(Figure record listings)
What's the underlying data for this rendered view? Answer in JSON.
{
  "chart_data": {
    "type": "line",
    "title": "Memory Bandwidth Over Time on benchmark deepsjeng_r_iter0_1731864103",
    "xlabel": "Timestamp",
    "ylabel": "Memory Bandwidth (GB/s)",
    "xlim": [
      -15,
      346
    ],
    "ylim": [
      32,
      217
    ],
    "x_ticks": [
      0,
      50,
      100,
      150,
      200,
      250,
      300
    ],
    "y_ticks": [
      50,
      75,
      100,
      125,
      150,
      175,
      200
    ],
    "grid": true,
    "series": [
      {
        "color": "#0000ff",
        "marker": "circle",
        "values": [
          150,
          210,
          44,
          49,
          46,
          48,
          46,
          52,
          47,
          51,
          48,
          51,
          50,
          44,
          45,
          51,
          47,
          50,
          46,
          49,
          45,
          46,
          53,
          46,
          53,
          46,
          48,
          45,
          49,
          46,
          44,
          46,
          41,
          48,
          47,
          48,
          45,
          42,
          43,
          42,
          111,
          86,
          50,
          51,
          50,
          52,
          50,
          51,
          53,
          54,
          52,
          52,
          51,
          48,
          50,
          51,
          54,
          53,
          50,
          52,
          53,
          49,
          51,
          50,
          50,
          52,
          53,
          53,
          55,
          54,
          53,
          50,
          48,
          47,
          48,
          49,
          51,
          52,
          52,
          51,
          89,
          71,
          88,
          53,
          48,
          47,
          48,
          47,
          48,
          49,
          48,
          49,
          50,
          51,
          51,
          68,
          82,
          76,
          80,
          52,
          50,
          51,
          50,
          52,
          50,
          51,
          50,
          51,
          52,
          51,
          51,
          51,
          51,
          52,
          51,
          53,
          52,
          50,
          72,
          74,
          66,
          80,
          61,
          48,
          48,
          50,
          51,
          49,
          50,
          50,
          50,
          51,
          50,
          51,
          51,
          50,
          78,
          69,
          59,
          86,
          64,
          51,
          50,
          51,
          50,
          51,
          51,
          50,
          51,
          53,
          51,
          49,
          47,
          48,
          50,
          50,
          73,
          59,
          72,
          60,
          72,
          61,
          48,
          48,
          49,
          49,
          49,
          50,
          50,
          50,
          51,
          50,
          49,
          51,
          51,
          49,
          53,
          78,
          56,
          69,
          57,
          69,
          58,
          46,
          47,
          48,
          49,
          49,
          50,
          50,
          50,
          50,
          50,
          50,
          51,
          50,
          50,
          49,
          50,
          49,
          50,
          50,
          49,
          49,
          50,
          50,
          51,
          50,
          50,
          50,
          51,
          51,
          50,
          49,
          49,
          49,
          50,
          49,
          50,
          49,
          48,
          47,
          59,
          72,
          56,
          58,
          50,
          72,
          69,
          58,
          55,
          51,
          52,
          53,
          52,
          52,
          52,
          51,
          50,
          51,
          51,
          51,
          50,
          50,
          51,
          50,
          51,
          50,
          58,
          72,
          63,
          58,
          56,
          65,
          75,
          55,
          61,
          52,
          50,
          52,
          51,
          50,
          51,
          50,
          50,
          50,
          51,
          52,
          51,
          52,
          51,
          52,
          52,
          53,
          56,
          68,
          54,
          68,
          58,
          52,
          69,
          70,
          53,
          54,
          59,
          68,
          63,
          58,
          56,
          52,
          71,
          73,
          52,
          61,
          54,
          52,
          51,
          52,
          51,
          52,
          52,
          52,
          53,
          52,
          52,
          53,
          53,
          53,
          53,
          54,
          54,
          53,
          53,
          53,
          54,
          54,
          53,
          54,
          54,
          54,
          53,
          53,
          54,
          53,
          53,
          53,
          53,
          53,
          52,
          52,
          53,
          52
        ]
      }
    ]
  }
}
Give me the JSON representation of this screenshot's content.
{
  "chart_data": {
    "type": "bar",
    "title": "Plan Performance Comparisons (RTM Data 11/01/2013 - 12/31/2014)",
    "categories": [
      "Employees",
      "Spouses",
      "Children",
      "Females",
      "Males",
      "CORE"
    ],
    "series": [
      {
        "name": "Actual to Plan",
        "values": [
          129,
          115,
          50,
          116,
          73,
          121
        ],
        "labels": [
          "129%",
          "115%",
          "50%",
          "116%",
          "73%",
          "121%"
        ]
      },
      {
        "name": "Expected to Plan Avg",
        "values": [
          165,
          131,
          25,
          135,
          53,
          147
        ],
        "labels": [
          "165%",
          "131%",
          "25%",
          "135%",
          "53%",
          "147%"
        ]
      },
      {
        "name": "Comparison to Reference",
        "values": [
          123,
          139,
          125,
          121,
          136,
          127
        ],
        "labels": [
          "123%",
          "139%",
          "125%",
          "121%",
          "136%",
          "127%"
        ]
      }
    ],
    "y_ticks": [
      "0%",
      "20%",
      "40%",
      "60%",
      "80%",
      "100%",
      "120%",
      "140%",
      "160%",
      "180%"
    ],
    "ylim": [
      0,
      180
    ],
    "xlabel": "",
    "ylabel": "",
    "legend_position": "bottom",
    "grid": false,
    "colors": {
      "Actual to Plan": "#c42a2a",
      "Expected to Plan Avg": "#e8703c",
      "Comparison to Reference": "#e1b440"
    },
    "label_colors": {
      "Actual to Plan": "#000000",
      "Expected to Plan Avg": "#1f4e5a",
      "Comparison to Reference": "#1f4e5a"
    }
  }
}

* Directive: Copy each line above that contains the string "JSON".

* Exercise result:
What's the underlying data for this rendered view? Answer in JSON.
Give me the JSON representation of this screenshot's content.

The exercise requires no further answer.